◆ **EXERCISE INSTRUCTIONS**:
Among the lines below, count those with "поток". Give only the number.

(Records that describe figures)
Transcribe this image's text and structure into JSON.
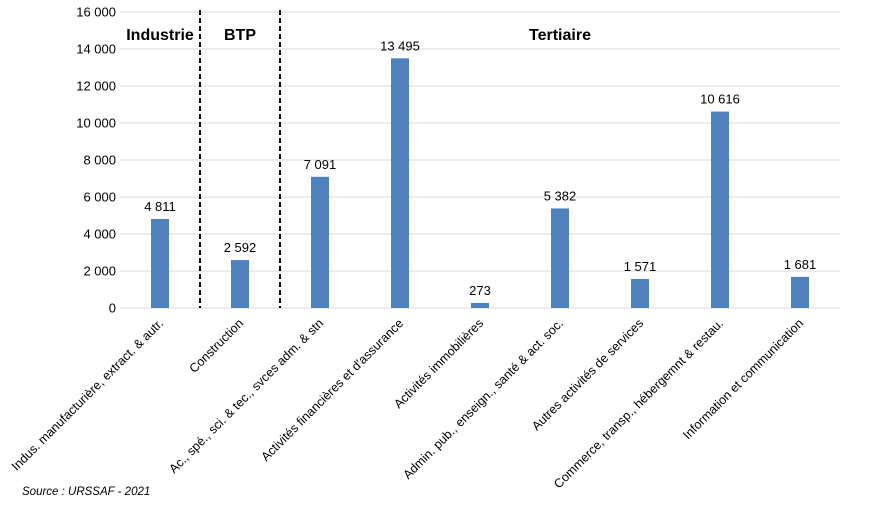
{
  "chart_data": {
    "type": "bar",
    "categories": [
      "Indus. manufacturière, extract. & autr.",
      "Construction",
      "Ac., spé., sci. & tec., svces adm. & stn",
      "Activités financières et d'assurance",
      "Activités immobilières",
      "Admin. pub., enseign., santé & act. soc.",
      "Autres activités de services",
      "Commerce, transp., hébergemnt & restau.",
      "Information et communication"
    ],
    "values": [
      4811,
      2592,
      7091,
      13495,
      273,
      5382,
      1571,
      10616,
      1681
    ],
    "value_labels": [
      "4 811",
      "2 592",
      "7 091",
      "13 495",
      "273",
      "5 382",
      "1 571",
      "10 616",
      "1 681"
    ],
    "ylim": [
      0,
      16000
    ],
    "yticks": [
      0,
      2000,
      4000,
      6000,
      8000,
      10000,
      12000,
      14000,
      16000
    ],
    "ytick_labels": [
      "0",
      "2 000",
      "4 000",
      "6 000",
      "8 000",
      "10 000",
      "12 000",
      "14 000",
      "16 000"
    ],
    "sections": [
      {
        "label": "Industrie",
        "start": 0,
        "end": 0
      },
      {
        "label": "BTP",
        "start": 1,
        "end": 1
      },
      {
        "label": "Tertiaire",
        "start": 2,
        "end": 8
      }
    ],
    "grid": true,
    "bar_color": "#4f81bd",
    "grid_color": "#d9d9d9"
  },
  "source": "Source : URSSAF  - 2021"
}
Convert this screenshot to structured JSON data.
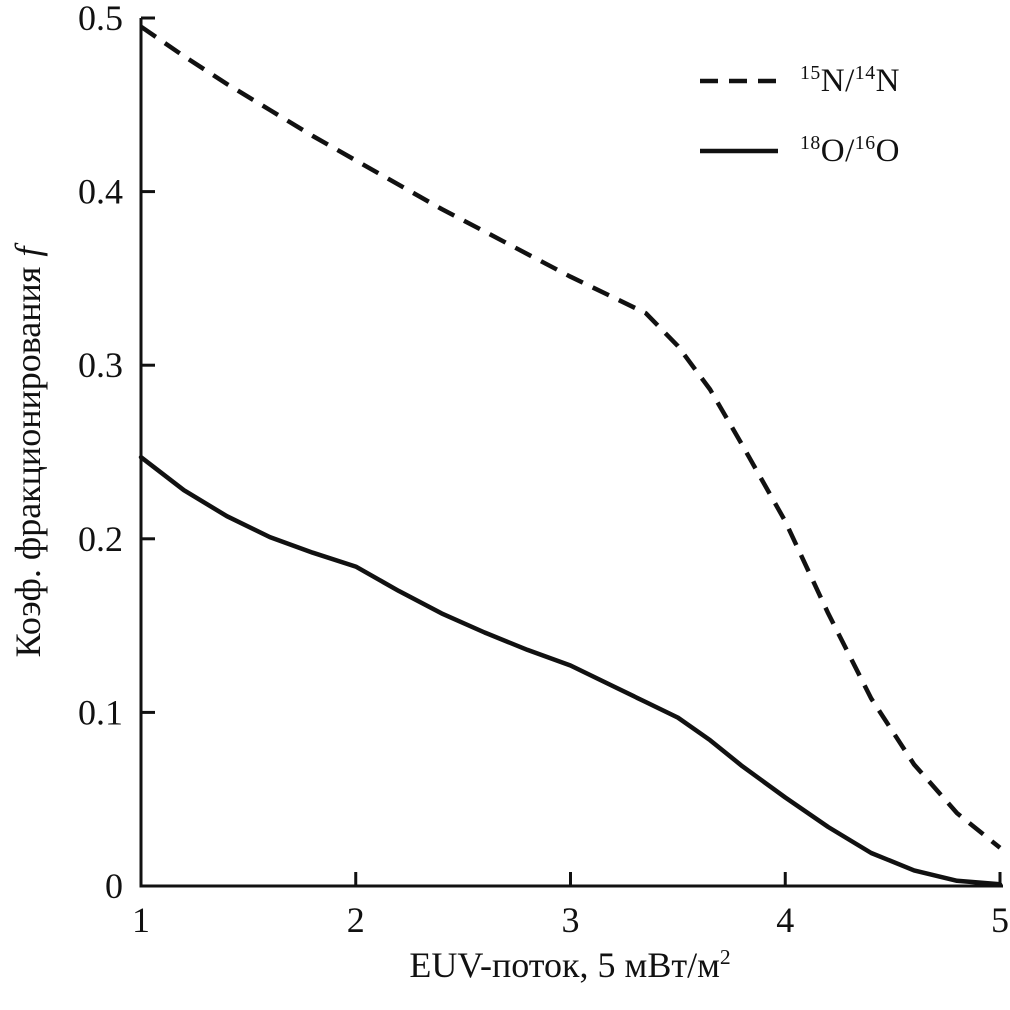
{
  "figure": {
    "background": "#ffffff",
    "line_color": "#111111"
  },
  "axes": {
    "xlabel_main": "EUV-поток, 5 мВт/м",
    "xlabel_sup": "2",
    "ylabel_main": "Коэф. фракционирования",
    "ylabel_italic": "f",
    "x_ticks": [
      {
        "value": 1,
        "label": "1"
      },
      {
        "value": 2,
        "label": "2"
      },
      {
        "value": 3,
        "label": "3"
      },
      {
        "value": 4,
        "label": "4"
      },
      {
        "value": 5,
        "label": "5"
      }
    ],
    "y_ticks": [
      {
        "value": 0.0,
        "label": "0"
      },
      {
        "value": 0.1,
        "label": "0.1"
      },
      {
        "value": 0.2,
        "label": "0.2"
      },
      {
        "value": 0.3,
        "label": "0.3"
      },
      {
        "value": 0.4,
        "label": "0.4"
      },
      {
        "value": 0.5,
        "label": "0.5"
      }
    ]
  },
  "legend": {
    "items": [
      {
        "name": "15N/14N",
        "style": "dashed",
        "sup1": "15",
        "base1": "N",
        "slash": "/",
        "sup2": "14",
        "base2": "N"
      },
      {
        "name": "18O/16O",
        "style": "solid",
        "sup1": "18",
        "base1": "O",
        "slash": "/",
        "sup2": "16",
        "base2": "O"
      }
    ]
  },
  "chart_data": {
    "type": "line",
    "title": "",
    "xlabel": "EUV-поток, 5 мВт/м²",
    "ylabel": "Коэф. фракционирования f",
    "xlim": [
      1,
      5
    ],
    "ylim": [
      0,
      0.5
    ],
    "grid": false,
    "legend_position": "top-right",
    "series": [
      {
        "name": "15N/14N",
        "style": "dashed",
        "x": [
          1.0,
          1.2,
          1.4,
          1.6,
          1.8,
          2.0,
          2.2,
          2.4,
          2.6,
          2.8,
          3.0,
          3.2,
          3.35,
          3.5,
          3.65,
          3.8,
          4.0,
          4.2,
          4.4,
          4.6,
          4.8,
          5.0
        ],
        "y": [
          0.495,
          0.478,
          0.462,
          0.447,
          0.432,
          0.418,
          0.404,
          0.39,
          0.377,
          0.364,
          0.351,
          0.339,
          0.33,
          0.311,
          0.286,
          0.254,
          0.21,
          0.157,
          0.108,
          0.07,
          0.042,
          0.022
        ]
      },
      {
        "name": "18O/16O",
        "style": "solid",
        "x": [
          1.0,
          1.2,
          1.4,
          1.6,
          1.8,
          2.0,
          2.2,
          2.4,
          2.6,
          2.8,
          3.0,
          3.2,
          3.35,
          3.5,
          3.65,
          3.8,
          4.0,
          4.2,
          4.4,
          4.6,
          4.8,
          5.0
        ],
        "y": [
          0.247,
          0.228,
          0.213,
          0.201,
          0.192,
          0.184,
          0.17,
          0.157,
          0.146,
          0.136,
          0.127,
          0.115,
          0.106,
          0.097,
          0.084,
          0.069,
          0.051,
          0.034,
          0.019,
          0.009,
          0.003,
          0.001
        ]
      }
    ]
  }
}
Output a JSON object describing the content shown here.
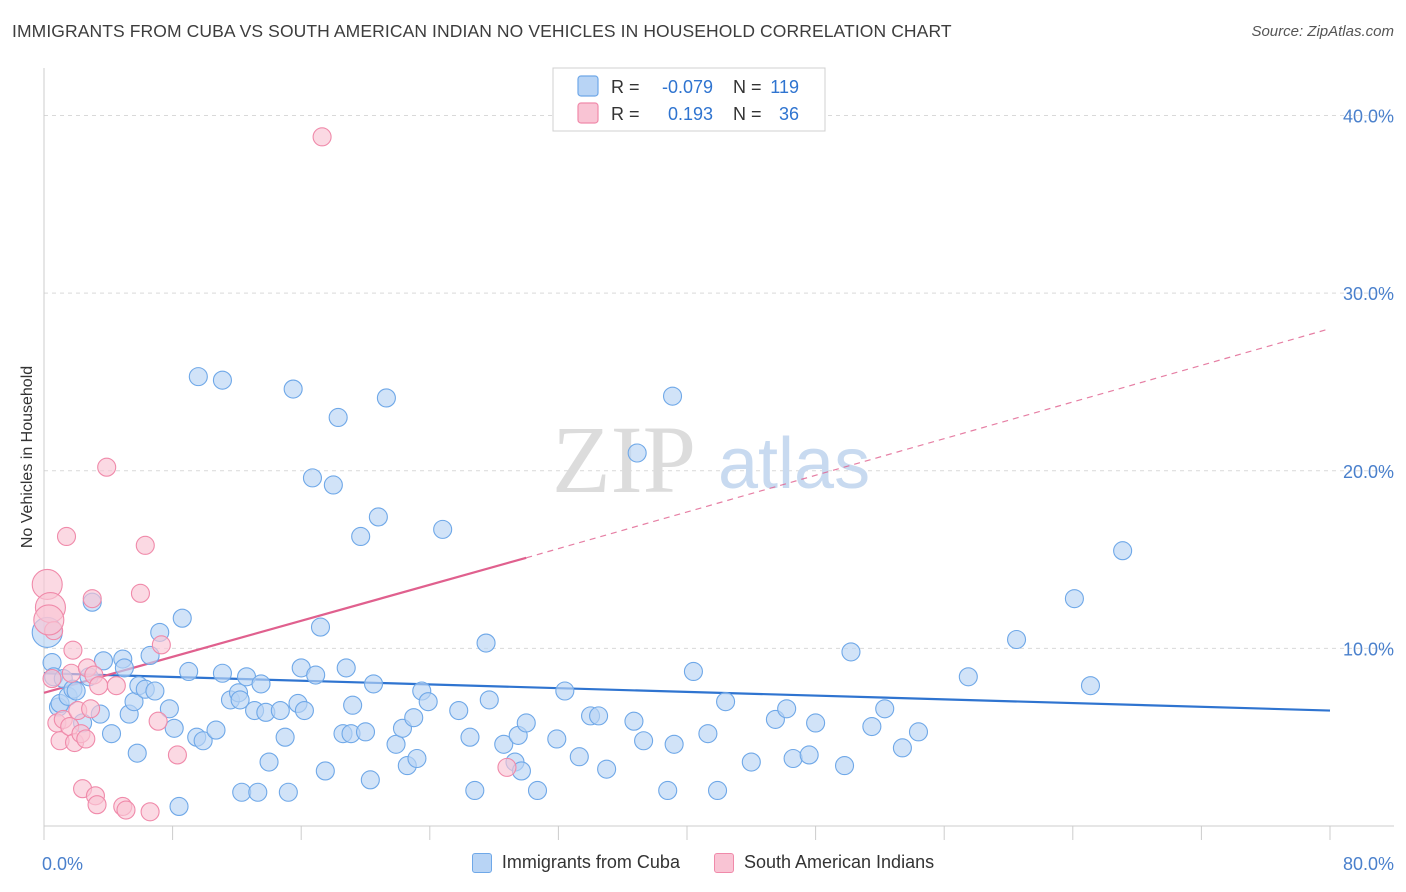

◆ **TASK OUTPUT**:
2